=== GOAL OF THE EXERCISE ===
In the data below, find every line that has the string "screenshot", and copy it.

=== RECORDS ===

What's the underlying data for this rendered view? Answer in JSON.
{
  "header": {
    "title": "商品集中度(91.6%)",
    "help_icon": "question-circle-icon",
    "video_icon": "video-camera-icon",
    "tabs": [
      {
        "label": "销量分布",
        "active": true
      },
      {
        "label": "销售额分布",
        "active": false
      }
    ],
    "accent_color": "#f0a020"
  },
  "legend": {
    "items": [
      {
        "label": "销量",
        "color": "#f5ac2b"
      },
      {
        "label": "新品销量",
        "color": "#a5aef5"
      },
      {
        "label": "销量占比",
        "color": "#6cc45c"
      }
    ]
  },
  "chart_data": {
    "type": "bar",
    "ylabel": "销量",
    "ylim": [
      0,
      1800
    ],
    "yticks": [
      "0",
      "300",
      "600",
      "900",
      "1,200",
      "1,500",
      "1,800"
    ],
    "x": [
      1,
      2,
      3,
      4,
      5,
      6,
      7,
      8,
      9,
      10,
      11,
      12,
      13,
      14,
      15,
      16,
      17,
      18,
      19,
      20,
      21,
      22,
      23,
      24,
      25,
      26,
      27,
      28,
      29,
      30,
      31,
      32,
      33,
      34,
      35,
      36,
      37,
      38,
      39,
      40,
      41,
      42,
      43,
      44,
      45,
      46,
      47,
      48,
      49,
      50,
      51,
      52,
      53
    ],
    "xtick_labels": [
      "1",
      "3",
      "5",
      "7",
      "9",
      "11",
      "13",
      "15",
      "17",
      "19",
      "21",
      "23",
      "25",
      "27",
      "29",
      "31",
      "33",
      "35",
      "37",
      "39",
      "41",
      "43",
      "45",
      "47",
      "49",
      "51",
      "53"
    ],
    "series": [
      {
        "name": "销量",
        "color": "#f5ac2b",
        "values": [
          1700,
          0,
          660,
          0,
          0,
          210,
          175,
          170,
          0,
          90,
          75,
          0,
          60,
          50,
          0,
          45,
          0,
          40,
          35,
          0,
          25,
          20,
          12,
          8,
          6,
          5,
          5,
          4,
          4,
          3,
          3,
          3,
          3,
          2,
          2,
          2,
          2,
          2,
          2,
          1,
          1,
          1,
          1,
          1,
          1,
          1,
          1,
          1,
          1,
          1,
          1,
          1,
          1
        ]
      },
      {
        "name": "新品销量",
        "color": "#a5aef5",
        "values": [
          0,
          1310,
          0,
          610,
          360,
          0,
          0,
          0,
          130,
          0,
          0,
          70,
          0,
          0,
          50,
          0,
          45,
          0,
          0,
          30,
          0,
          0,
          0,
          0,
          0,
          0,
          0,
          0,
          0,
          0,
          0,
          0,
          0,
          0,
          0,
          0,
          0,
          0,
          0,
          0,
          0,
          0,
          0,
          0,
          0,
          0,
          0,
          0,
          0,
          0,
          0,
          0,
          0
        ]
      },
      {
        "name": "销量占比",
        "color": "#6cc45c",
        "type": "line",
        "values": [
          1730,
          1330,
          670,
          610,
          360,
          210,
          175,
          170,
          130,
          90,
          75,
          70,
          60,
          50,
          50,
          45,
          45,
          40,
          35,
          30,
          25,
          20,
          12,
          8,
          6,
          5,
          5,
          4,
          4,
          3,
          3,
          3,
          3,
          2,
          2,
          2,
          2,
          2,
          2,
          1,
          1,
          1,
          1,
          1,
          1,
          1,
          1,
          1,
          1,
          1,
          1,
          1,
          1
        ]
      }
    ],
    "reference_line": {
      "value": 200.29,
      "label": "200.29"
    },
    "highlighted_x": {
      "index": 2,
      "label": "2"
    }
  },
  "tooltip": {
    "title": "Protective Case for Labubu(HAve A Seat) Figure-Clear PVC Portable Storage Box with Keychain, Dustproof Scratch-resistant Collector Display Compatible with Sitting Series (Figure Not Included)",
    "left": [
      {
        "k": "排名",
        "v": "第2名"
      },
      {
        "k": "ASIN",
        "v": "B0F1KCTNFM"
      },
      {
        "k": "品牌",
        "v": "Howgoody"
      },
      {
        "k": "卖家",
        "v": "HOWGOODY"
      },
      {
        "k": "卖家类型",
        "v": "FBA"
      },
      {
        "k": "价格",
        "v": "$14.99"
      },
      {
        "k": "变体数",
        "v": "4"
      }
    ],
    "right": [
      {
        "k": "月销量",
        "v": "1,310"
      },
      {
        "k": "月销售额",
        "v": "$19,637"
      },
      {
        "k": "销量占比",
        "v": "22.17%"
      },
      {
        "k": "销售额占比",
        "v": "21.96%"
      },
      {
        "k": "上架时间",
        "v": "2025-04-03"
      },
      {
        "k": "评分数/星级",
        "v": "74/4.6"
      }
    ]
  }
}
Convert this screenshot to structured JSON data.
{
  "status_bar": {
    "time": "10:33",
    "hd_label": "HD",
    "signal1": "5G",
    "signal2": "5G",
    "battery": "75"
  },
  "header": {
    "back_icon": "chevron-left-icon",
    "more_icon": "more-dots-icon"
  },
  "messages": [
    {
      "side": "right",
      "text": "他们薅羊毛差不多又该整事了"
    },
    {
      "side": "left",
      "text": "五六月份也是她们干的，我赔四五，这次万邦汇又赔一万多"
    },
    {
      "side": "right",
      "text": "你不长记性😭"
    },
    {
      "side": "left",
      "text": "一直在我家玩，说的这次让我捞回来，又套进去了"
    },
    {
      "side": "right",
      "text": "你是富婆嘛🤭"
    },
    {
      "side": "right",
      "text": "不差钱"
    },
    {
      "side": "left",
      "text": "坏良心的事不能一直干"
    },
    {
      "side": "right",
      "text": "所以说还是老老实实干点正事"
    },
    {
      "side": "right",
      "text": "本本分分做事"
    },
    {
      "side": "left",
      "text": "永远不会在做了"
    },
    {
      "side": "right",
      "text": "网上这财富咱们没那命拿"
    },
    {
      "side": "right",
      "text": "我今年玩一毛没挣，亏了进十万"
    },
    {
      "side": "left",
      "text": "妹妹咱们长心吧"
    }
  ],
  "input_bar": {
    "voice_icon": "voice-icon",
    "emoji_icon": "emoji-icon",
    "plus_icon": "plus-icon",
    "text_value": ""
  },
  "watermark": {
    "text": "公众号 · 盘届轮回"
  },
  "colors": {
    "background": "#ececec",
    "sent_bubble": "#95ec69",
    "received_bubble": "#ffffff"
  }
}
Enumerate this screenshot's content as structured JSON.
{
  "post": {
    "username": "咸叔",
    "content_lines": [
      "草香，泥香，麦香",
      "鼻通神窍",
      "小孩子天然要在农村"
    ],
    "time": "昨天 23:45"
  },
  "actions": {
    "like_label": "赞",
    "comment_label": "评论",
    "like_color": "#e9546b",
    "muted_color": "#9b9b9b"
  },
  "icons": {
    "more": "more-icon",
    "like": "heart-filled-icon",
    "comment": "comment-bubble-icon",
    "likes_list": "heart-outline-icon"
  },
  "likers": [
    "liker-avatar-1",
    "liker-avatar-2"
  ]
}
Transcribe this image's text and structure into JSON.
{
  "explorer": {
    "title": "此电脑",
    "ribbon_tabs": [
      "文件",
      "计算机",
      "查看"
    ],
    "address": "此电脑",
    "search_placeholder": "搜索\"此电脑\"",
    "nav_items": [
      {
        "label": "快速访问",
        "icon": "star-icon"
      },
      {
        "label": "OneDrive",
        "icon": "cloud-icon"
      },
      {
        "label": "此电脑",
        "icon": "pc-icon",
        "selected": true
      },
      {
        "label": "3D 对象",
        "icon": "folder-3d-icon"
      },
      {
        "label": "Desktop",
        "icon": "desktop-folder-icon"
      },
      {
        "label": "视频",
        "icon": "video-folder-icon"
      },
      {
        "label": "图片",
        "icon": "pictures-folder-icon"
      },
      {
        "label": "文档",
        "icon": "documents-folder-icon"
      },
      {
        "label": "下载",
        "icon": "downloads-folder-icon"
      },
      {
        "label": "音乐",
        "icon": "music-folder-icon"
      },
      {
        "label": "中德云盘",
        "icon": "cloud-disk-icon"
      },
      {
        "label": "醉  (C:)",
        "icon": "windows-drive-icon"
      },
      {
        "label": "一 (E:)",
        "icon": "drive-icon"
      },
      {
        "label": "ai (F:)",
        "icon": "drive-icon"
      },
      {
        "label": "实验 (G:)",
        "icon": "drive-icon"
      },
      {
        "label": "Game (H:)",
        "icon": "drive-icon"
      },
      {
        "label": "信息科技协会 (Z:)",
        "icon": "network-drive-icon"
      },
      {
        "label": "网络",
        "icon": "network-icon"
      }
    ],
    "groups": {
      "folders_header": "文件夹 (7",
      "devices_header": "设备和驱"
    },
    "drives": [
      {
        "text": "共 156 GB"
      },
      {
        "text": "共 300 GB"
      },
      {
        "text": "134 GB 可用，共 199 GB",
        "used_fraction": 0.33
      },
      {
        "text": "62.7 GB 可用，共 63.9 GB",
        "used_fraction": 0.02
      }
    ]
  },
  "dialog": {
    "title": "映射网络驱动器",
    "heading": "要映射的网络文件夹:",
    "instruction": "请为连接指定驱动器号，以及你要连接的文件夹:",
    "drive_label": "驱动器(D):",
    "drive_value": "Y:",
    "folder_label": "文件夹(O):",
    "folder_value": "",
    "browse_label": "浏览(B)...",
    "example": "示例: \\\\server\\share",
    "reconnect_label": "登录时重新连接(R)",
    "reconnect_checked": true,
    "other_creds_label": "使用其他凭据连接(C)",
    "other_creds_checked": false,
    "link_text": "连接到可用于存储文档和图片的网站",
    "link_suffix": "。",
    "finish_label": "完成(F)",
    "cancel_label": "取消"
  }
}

=== FINAL RESULT ===
Convert this screenshot to structured JSON data.
Enumerate this screenshot's content as structured JSON.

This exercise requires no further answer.